WORK REQUIRED -> Leave out the images; return the rest of the data exactly.

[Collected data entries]
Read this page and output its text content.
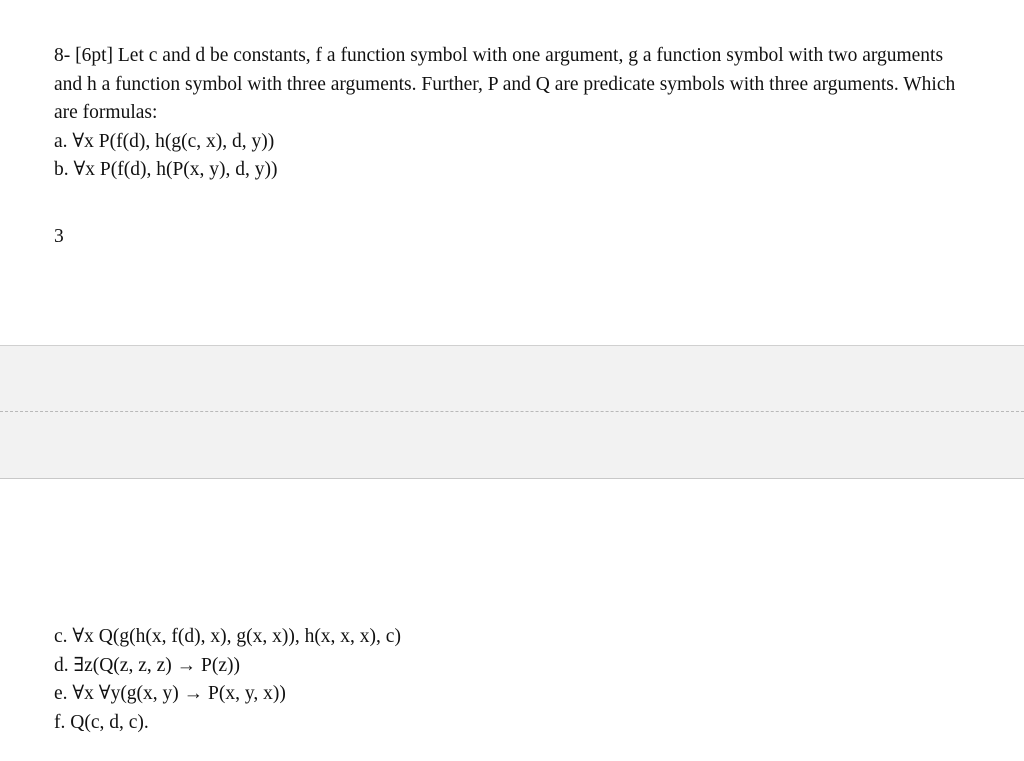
8- [6pt] Let c and d be constants, f a function symbol with one argument, g a function symbol with two arguments and h a function symbol with three arguments. Further, P and Q are predicate symbols with three arguments. Which are formulas:

a. ∀x P(f(d), h(g(c, x), d, y))
b. ∀x P(f(d), h(P(x, y), d, y))
3
c. ∀x Q(g(h(x, f(d), x), g(x, x)), h(x, x, x), c)
d. ∃z(Q(z, z, z) → P(z))
e. ∀x ∀y(g(x, y) → P(x, y, x))
f. Q(c, d, c).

EXERCISE RESPONSE ->
Read this page and output its text content.
8- [6pt] Let c and d be constants, f a function symbol with one argument, g a function symbol with two arguments and h a function symbol with three arguments. Further, P and Q are predicate symbols with three arguments. Which are formulas:

a. ∀x P(f(d), h(g(c, x), d, y))
b. ∀x P(f(d), h(P(x, y), d, y))
3
c. ∀x Q(g(h(x, f(d), x), g(x, x)), h(x, x, x), c)
d. ∃z(Q(z, z, z) → P(z))
e. ∀x ∀y(g(x, y) → P(x, y, x))
f. Q(c, d, c).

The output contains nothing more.